Supplied data ::
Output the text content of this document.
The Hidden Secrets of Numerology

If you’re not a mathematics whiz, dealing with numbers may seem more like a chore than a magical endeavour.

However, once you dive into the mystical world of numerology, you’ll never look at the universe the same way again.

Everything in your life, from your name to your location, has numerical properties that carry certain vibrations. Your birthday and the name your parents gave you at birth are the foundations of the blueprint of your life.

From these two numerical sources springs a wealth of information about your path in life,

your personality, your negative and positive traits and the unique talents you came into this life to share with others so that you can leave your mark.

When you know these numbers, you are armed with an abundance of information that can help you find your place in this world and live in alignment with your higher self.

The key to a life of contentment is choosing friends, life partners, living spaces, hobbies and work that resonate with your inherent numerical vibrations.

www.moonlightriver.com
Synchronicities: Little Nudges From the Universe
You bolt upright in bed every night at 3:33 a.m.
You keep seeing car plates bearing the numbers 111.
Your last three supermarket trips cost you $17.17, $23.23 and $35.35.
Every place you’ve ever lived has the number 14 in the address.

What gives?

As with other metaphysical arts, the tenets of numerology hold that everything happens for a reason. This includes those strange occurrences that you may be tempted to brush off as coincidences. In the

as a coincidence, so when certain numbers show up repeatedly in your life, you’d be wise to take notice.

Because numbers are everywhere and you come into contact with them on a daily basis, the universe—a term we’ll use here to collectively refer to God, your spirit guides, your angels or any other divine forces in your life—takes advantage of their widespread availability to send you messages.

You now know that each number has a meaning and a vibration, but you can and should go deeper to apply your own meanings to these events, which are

Set exercise ::
Which lines hold the word "with"? Copy every one of them.

The answer ::
If you’re not a mathematics whiz, dealing with numbers may seem more like a chore than a magical endeavour.
your personality, your negative and positive traits and the unique talents you came into this life to share with others so that you can leave your mark.
When you know these numbers, you are armed with an abundance of information that can help you find your place in this world and live in alignment with your higher self.
The key to a life of contentment is choosing friends, life partners, living spaces, hobbies and work that resonate with your inherent numerical vibrations.
As with other metaphysical arts, the tenets of numerology hold that everything happens for a reason. This includes those strange occurrences that you may be tempted to brush off as coincidences. In the
Because numbers are everywhere and you come into contact with them on a daily basis, the universe—a term we’ll use here to collectively refer to God, your spirit guides, your angels or any other divine forces in your life—takes advantage of their widespread availability to send you messages.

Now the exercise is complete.